Copy each line of the entries that contains the word "JSON".

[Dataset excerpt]
******
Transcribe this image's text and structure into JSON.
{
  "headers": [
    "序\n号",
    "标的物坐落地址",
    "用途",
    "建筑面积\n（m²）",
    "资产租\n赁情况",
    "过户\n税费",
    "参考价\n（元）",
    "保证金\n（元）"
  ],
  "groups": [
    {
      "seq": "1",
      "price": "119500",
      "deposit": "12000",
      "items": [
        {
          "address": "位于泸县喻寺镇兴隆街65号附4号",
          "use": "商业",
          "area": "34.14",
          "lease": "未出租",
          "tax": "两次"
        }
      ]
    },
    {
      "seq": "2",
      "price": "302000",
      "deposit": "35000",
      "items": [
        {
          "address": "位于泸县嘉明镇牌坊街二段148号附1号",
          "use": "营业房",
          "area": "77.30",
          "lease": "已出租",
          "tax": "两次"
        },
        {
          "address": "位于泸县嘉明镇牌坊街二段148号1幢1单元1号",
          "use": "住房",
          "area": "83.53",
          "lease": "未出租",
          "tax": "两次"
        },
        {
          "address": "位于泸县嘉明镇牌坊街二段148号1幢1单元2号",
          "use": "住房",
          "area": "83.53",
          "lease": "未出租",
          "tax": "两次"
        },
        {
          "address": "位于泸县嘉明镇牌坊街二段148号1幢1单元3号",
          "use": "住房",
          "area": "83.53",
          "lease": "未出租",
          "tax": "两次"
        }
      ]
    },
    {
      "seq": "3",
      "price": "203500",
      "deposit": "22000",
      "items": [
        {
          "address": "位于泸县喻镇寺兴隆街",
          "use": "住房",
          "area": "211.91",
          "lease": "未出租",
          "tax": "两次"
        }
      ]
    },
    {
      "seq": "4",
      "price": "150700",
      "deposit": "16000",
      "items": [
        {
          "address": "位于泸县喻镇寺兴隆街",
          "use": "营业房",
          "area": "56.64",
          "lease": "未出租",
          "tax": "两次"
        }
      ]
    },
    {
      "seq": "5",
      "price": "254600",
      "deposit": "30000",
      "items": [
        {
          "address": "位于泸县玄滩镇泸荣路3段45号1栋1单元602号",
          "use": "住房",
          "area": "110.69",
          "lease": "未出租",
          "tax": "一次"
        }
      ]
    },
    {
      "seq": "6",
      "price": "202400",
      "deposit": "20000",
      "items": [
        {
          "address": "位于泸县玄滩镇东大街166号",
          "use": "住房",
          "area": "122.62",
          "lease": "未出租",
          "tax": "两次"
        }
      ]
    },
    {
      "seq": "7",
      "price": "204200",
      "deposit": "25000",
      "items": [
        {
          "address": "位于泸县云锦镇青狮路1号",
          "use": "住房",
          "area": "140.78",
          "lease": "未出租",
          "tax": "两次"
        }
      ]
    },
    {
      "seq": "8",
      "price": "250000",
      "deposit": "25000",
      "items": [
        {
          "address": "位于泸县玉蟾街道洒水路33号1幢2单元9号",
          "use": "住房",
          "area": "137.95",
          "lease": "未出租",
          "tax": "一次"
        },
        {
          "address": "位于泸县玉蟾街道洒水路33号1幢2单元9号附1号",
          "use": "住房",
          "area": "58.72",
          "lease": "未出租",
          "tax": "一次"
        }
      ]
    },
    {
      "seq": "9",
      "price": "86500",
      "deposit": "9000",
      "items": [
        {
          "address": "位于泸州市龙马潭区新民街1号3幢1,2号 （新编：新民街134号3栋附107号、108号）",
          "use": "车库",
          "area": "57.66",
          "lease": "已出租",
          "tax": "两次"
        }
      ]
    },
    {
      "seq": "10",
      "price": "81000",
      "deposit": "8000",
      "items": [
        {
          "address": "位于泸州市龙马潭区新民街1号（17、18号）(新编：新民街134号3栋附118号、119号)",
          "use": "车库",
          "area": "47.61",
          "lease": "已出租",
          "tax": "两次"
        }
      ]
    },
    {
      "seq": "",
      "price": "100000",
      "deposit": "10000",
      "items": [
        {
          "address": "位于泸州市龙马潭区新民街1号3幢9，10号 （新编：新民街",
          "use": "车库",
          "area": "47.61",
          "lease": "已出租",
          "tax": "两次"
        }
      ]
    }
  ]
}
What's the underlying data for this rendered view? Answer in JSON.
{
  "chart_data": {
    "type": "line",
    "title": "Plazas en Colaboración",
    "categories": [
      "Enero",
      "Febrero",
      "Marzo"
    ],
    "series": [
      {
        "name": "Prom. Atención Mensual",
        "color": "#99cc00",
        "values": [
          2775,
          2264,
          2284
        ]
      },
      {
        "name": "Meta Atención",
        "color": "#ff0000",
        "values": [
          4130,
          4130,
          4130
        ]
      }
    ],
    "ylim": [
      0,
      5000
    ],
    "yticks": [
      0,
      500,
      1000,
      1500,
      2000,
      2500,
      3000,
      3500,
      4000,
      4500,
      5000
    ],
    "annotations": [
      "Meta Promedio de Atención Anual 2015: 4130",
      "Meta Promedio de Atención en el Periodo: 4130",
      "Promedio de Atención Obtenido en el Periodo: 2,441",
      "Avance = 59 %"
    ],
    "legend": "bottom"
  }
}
******
_Result_:
Transcribe this image's text and structure into JSON.
What's the underlying data for this rendered view? Answer in JSON.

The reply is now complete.